### Set exercise
Write out each line that follows exactly as it stands, without the pictures.

· · · · · · ·

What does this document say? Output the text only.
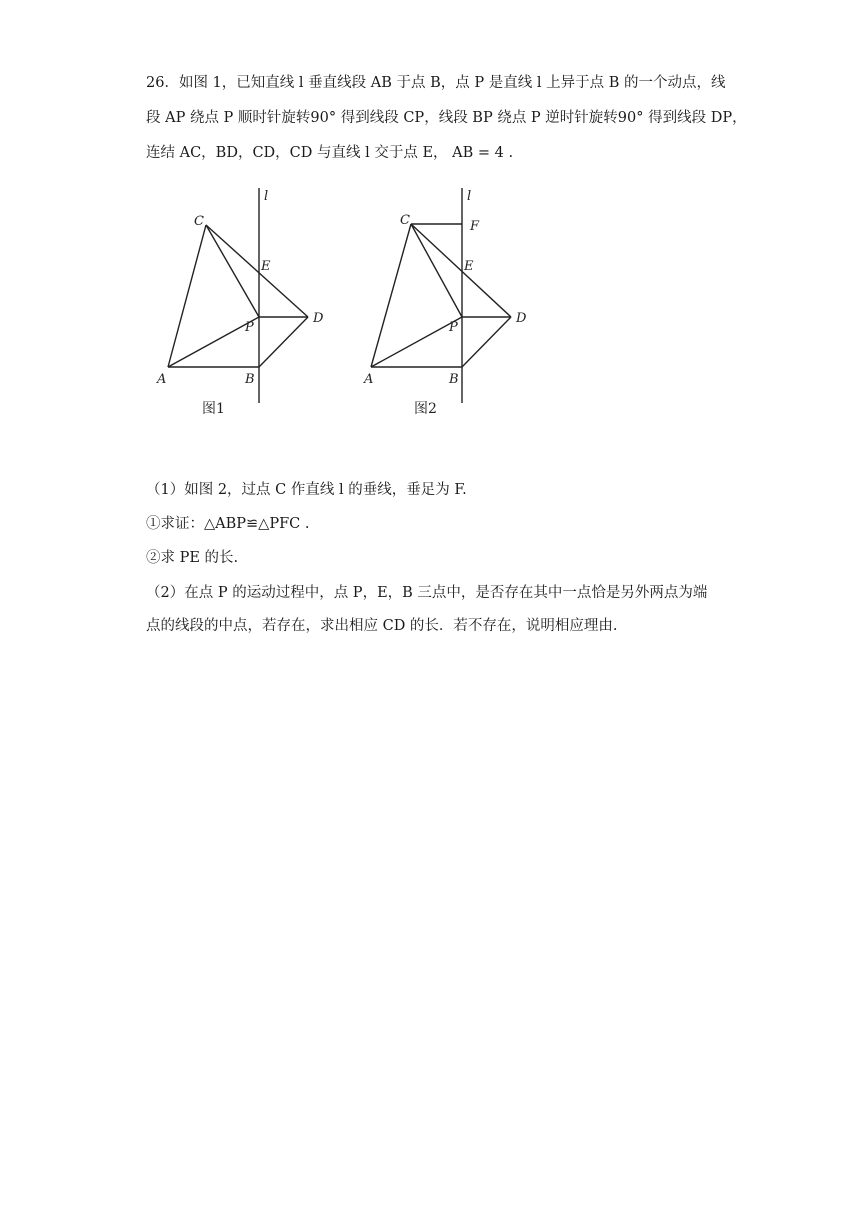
26．如图 1，已知直线 l 垂直线段 AB 于点 B，点 P 是直线 l 上异于点 B 的一个动点，线
段 AP 绕点 P 顺时针旋转90° 得到线段 CP，线段 BP 绕点 P 逆时针旋转90° 得到线段 DP，
连结 AC，BD，CD，CD 与直线 l 交于点 E， AB = 4 .
l
C
E
P
D
A	B
图1
l
C	F
E
P
D
A	B
图2
（1）如图 2，过点 C 作直线 l 的垂线，垂足为 F.
①求证：△ABP≌△PFC .
②求 PE 的长.
（2）在点 P 的运动过程中，点 P，E，B 三点中，是否存在其中一点恰是另外两点为端
点的线段的中点，若存在，求出相应 CD 的长．若不存在，说明相应理由.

· · · · · · ·

### Final result
What does this document say? Output the text only.
26．如图 1，已知直线 l 垂直线段 AB 于点 B，点 P 是直线 l 上异于点 B 的一个动点，线
段 AP 绕点 P 顺时针旋转90° 得到线段 CP，线段 BP 绕点 P 逆时针旋转90° 得到线段 DP，
连结 AC，BD，CD，CD 与直线 l 交于点 E， AB = 4 .
l
C
E
P
D
A	B
图1
l
C	F
E
P
D
A	B
图2
（1）如图 2，过点 C 作直线 l 的垂线，垂足为 F.
①求证：△ABP≌△PFC .
②求 PE 的长.
（2）在点 P 的运动过程中，点 P，E，B 三点中，是否存在其中一点恰是另外两点为端
点的线段的中点，若存在，求出相应 CD 的长．若不存在，说明相应理由.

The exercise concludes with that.